> [WRITTEN REQUEST] Search the entries below. Return every line that has "panel" in it.

> [RECORD SET]
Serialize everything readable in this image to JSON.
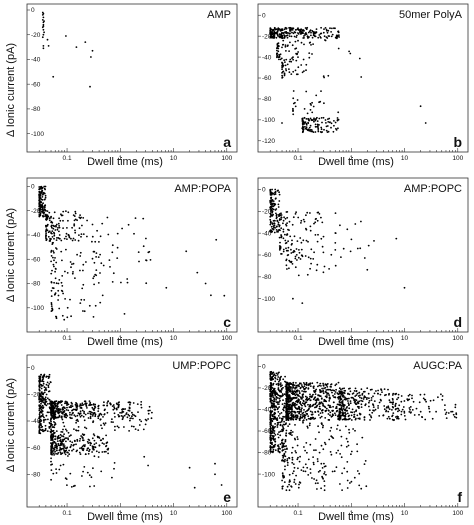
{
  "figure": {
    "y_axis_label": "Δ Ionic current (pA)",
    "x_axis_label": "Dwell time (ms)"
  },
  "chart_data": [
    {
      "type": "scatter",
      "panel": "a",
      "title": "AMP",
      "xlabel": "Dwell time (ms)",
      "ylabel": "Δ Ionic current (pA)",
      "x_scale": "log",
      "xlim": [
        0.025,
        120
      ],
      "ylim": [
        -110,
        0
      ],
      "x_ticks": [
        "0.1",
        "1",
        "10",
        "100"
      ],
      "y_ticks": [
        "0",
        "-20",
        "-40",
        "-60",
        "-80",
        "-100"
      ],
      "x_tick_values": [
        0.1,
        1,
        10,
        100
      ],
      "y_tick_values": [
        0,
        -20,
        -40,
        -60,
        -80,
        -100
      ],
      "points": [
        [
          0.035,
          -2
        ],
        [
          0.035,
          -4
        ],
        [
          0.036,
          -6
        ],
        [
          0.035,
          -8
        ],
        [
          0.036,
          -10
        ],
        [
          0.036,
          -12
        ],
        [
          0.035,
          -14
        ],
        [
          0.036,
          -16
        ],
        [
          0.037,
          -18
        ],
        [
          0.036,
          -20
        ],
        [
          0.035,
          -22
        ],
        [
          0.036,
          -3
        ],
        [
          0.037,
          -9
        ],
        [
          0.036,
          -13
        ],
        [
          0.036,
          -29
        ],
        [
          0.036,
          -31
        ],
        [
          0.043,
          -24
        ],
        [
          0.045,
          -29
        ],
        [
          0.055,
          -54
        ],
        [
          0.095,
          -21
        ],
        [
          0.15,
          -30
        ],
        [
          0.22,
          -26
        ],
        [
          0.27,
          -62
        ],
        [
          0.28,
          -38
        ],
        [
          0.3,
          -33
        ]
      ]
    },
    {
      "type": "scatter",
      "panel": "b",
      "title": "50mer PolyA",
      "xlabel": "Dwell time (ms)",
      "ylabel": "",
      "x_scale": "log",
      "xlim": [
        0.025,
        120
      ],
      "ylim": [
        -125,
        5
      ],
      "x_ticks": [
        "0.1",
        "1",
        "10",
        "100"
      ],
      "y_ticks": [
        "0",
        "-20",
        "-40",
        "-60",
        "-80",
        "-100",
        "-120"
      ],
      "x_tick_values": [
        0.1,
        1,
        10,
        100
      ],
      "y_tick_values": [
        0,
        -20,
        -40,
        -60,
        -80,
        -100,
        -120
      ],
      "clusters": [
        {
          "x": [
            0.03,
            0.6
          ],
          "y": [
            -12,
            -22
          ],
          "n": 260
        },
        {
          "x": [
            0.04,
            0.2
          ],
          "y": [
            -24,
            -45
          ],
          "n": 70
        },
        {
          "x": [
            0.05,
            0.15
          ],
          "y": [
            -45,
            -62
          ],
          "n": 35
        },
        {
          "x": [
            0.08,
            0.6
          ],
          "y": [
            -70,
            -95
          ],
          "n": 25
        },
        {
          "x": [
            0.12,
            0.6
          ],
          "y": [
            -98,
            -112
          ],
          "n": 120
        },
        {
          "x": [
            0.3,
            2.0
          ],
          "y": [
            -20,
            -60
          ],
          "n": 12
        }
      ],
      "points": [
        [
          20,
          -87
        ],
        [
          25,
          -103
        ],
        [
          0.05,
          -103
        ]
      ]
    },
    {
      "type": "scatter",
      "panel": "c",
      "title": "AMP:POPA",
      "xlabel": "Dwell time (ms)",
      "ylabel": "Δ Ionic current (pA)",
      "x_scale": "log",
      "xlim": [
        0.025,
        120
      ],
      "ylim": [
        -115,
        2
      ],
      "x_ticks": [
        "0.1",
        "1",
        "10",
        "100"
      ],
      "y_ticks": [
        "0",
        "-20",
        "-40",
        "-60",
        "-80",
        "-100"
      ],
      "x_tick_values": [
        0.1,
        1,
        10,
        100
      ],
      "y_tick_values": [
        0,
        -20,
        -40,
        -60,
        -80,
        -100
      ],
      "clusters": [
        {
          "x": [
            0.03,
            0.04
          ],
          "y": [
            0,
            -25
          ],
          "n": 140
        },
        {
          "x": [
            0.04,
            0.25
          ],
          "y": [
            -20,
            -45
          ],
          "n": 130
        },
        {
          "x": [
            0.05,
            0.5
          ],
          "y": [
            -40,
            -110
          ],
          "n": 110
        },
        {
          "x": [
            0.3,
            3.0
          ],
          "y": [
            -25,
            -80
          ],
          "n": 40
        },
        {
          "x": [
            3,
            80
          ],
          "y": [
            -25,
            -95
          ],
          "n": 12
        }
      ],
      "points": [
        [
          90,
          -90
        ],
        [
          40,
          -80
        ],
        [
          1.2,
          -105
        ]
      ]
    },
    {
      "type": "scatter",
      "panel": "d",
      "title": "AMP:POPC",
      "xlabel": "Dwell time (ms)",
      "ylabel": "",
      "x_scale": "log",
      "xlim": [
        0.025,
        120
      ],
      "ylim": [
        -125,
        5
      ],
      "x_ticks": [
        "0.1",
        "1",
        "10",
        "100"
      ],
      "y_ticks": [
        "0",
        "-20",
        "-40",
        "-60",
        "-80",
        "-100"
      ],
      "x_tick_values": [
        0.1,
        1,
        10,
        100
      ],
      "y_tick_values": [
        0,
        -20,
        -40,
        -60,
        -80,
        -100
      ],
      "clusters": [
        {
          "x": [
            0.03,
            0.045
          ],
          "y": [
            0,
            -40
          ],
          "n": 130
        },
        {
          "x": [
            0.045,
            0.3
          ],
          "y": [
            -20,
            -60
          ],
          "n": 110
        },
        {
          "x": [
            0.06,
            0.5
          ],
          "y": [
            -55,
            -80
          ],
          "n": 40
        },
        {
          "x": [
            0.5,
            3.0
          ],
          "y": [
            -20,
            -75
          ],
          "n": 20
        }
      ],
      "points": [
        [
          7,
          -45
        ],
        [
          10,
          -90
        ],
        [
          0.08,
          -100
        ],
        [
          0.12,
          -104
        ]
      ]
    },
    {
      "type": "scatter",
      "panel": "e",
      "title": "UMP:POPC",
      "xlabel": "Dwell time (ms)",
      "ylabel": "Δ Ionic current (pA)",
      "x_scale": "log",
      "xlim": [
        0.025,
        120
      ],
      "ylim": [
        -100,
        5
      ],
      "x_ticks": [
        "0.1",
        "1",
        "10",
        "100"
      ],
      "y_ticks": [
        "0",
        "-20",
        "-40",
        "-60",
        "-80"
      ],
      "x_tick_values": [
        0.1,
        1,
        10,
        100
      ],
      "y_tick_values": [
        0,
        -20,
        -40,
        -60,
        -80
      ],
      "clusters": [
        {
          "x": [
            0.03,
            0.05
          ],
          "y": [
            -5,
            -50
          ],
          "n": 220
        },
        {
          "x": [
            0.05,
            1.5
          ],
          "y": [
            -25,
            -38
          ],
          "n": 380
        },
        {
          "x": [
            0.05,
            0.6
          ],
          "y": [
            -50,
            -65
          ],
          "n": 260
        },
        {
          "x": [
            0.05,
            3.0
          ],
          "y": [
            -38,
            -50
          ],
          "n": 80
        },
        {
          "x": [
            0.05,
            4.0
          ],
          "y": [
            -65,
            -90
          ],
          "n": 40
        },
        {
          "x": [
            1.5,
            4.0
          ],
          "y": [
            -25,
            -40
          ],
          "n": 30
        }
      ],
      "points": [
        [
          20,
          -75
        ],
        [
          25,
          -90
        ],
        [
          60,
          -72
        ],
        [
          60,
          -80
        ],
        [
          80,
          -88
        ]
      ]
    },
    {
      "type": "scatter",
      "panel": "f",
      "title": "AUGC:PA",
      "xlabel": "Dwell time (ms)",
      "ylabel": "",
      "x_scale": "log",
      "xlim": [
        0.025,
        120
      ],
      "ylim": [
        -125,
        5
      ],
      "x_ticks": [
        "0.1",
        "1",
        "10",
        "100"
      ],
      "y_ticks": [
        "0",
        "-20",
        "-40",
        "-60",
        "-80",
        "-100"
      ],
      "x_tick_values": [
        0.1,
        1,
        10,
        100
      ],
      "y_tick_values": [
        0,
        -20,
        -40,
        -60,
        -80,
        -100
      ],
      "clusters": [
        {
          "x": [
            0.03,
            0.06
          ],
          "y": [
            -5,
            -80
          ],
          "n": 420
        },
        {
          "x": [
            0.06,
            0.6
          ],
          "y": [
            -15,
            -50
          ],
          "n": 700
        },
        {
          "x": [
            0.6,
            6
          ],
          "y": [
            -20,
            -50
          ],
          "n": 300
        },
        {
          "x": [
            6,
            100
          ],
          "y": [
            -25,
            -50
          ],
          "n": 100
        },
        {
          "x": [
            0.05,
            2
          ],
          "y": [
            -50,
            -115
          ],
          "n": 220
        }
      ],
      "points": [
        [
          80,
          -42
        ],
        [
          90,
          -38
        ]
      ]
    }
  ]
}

> [ANSWER TO THIS EXERCISE]
      "panel": "a",
      "panel": "b",
      "panel": "c",
      "panel": "d",
      "panel": "e",
      "panel": "f",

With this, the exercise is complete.